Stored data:
===============
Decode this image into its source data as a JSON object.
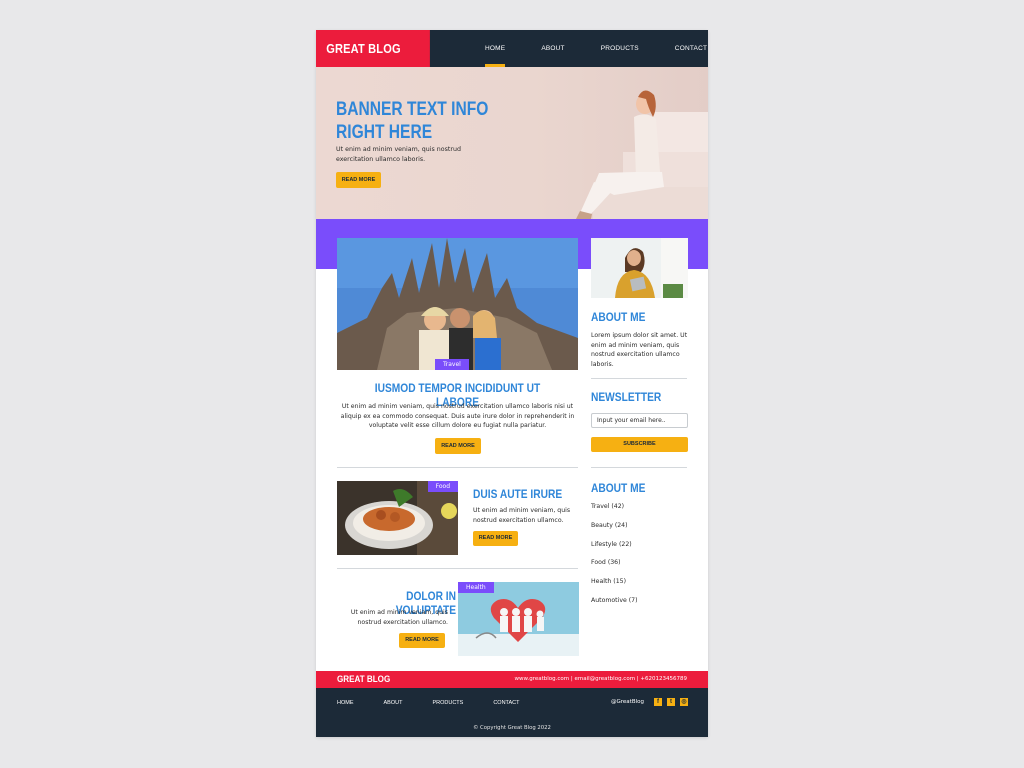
{
  "brand": {
    "name": "GREAT BLOG",
    "accent": "#ec1c3c",
    "navy": "#1c2a38",
    "yellow": "#f6b012",
    "blue": "#2f86d8",
    "purple": "#7a4dfb"
  },
  "nav": [
    {
      "label": "HOME",
      "active": true
    },
    {
      "label": "ABOUT"
    },
    {
      "label": "PRODUCTS"
    },
    {
      "label": "CONTACT"
    }
  ],
  "hero": {
    "title_line1": "BANNER TEXT INFO",
    "title_line2": "RIGHT HERE",
    "text": "Ut enim ad minim veniam, quis nostrud exercitation ullamco laboris.",
    "button": "READ MORE"
  },
  "featured": {
    "tag": "Travel",
    "title": "IUSMOD TEMPOR INCIDIDUNT UT LABORE",
    "text": "Ut enim ad minim veniam, quis nostrud exercitation ullamco laboris nisi ut aliquip ex ea commodo consequat. Duis aute irure dolor in reprehenderit in voluptate velit esse cillum dolore eu fugiat nulla pariatur.",
    "button": "READ MORE"
  },
  "posts": [
    {
      "tag": "Food",
      "title": "DUIS AUTE IRURE",
      "text": "Ut enim ad minim veniam, quis nostrud exercitation ullamco.",
      "button": "READ MORE"
    },
    {
      "tag": "Health",
      "title": "DOLOR IN VOLUPTATE",
      "text": "Ut enim ad minim veniam, quis nostrud exercitation ullamco.",
      "button": "READ MORE"
    }
  ],
  "sidebar": {
    "about_title": "ABOUT ME",
    "about_text": "Lorem ipsum dolor sit amet. Ut enim ad minim veniam, quis nostrud exercitation ullamco laboris.",
    "newsletter_title": "NEWSLETTER",
    "email_placeholder": "Input your email here..",
    "subscribe": "SUBSCRIBE",
    "categories_title": "ABOUT ME",
    "categories": [
      {
        "name": "Travel",
        "count": "(42)"
      },
      {
        "name": "Beauty",
        "count": "(24)"
      },
      {
        "name": "Lifestyle",
        "count": "(22)"
      },
      {
        "name": "Food",
        "count": "(36)"
      },
      {
        "name": "Health",
        "count": "(15)"
      },
      {
        "name": "Automotive",
        "count": "(7)"
      }
    ]
  },
  "footer": {
    "logo": "GREAT BLOG",
    "contact": "www.greatblog.com  |  email@greatblog.com  |  +620123456789",
    "nav": [
      "HOME",
      "ABOUT",
      "PRODUCTS",
      "CONTACT"
    ],
    "handle": "@GreatBlog",
    "social_icons": [
      "facebook-icon",
      "twitter-icon",
      "instagram-icon"
    ],
    "copyright": "© Copyright Great Blog 2022"
  }
}
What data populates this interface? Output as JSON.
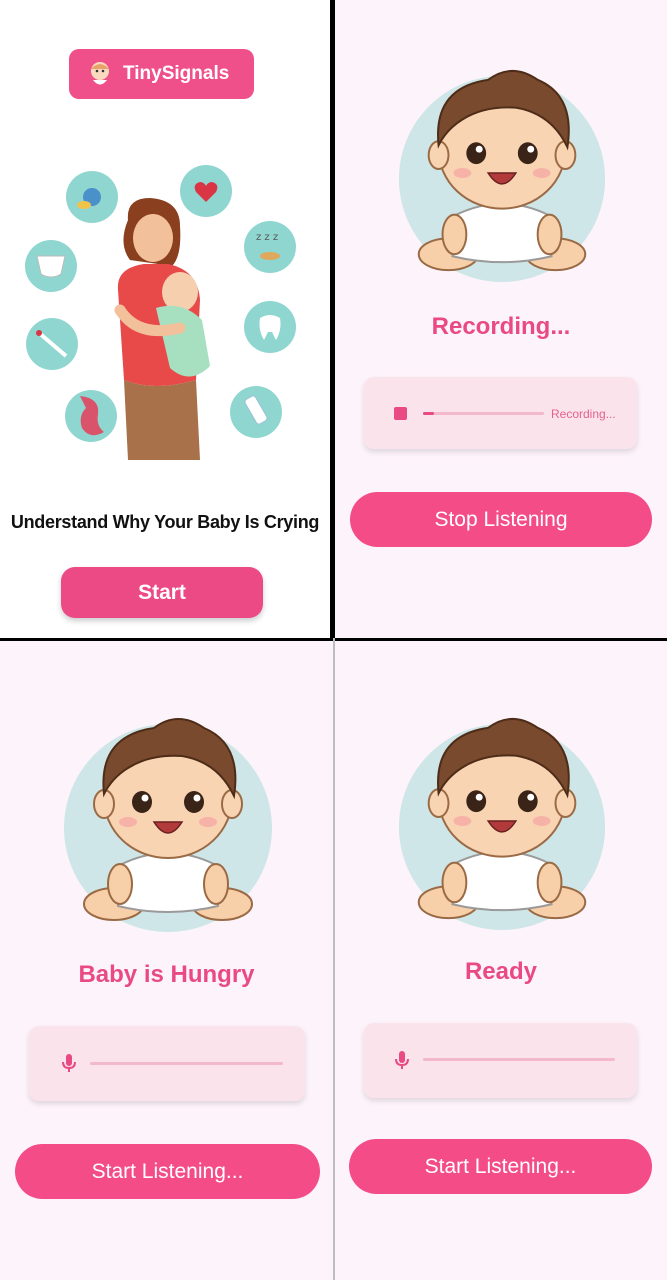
{
  "colors": {
    "accent": "#f44c86",
    "card": "#fbe3ec",
    "background": "#fdf3fa"
  },
  "welcome": {
    "logo_text": "TinySignals",
    "tagline": "Understand Why Your Baby Is Crying",
    "start_label": "Start",
    "icons": [
      "pacifier-icon",
      "heart-icon",
      "diaper-icon",
      "sleep-icon",
      "thermometer-icon",
      "tooth-icon",
      "stomach-icon",
      "bottle-icon"
    ]
  },
  "recording": {
    "status": "Recording...",
    "progress": 0.09,
    "progress_label": "Recording...",
    "button": "Stop Listening"
  },
  "result": {
    "status": "Baby is Hungry",
    "button": "Start Listening..."
  },
  "ready": {
    "status": "Ready",
    "button": "Start Listening..."
  }
}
===============
STATED PROBLEM
Retype everything in the material word for word, minus pictures.

WRITTEN REPLY
Decode this image into its source data as a JSON object.
{
  "brand": {
    "name": "GREAT BLOG",
    "accent": "#ec1c3c",
    "navy": "#1c2a38",
    "yellow": "#f6b012",
    "blue": "#2f86d8",
    "purple": "#7a4dfb"
  },
  "nav": [
    {
      "label": "HOME",
      "active": true
    },
    {
      "label": "ABOUT"
    },
    {
      "label": "PRODUCTS"
    },
    {
      "label": "CONTACT"
    }
  ],
  "hero": {
    "title_line1": "BANNER TEXT INFO",
    "title_line2": "RIGHT HERE",
    "text": "Ut enim ad minim veniam, quis nostrud exercitation ullamco laboris.",
    "button": "READ MORE"
  },
  "featured": {
    "tag": "Travel",
    "title": "IUSMOD TEMPOR INCIDIDUNT UT LABORE",
    "text": "Ut enim ad minim veniam, quis nostrud exercitation ullamco laboris nisi ut aliquip ex ea commodo consequat. Duis aute irure dolor in reprehenderit in voluptate velit esse cillum dolore eu fugiat nulla pariatur.",
    "button": "READ MORE"
  },
  "posts": [
    {
      "tag": "Food",
      "title": "DUIS AUTE IRURE",
      "text": "Ut enim ad minim veniam, quis nostrud exercitation ullamco.",
      "button": "READ MORE"
    },
    {
      "tag": "Health",
      "title": "DOLOR IN VOLUPTATE",
      "text": "Ut enim ad minim veniam, quis nostrud exercitation ullamco.",
      "button": "READ MORE"
    }
  ],
  "sidebar": {
    "about_title": "ABOUT ME",
    "about_text": "Lorem ipsum dolor sit amet. Ut enim ad minim veniam, quis nostrud exercitation ullamco laboris.",
    "newsletter_title": "NEWSLETTER",
    "email_placeholder": "Input your email here..",
    "subscribe": "SUBSCRIBE",
    "categories_title": "ABOUT ME",
    "categories": [
      {
        "name": "Travel",
        "count": "(42)"
      },
      {
        "name": "Beauty",
        "count": "(24)"
      },
      {
        "name": "Lifestyle",
        "count": "(22)"
      },
      {
        "name": "Food",
        "count": "(36)"
      },
      {
        "name": "Health",
        "count": "(15)"
      },
      {
        "name": "Automotive",
        "count": "(7)"
      }
    ]
  },
  "footer": {
    "logo": "GREAT BLOG",
    "contact": "www.greatblog.com  |  email@greatblog.com  |  +620123456789",
    "nav": [
      "HOME",
      "ABOUT",
      "PRODUCTS",
      "CONTACT"
    ],
    "handle": "@GreatBlog",
    "social_icons": [
      "facebook-icon",
      "twitter-icon",
      "instagram-icon"
    ],
    "copyright": "© Copyright Great Blog 2022"
  }
}
What data populates this interface? Output as JSON.
{
  "colors": {
    "accent": "#f44c86",
    "card": "#fbe3ec",
    "background": "#fdf3fa"
  },
  "welcome": {
    "logo_text": "TinySignals",
    "tagline": "Understand Why Your Baby Is Crying",
    "start_label": "Start",
    "icons": [
      "pacifier-icon",
      "heart-icon",
      "diaper-icon",
      "sleep-icon",
      "thermometer-icon",
      "tooth-icon",
      "stomach-icon",
      "bottle-icon"
    ]
  },
  "recording": {
    "status": "Recording...",
    "progress": 0.09,
    "progress_label": "Recording...",
    "button": "Stop Listening"
  },
  "result": {
    "status": "Baby is Hungry",
    "button": "Start Listening..."
  },
  "ready": {
    "status": "Ready",
    "button": "Start Listening..."
  }
}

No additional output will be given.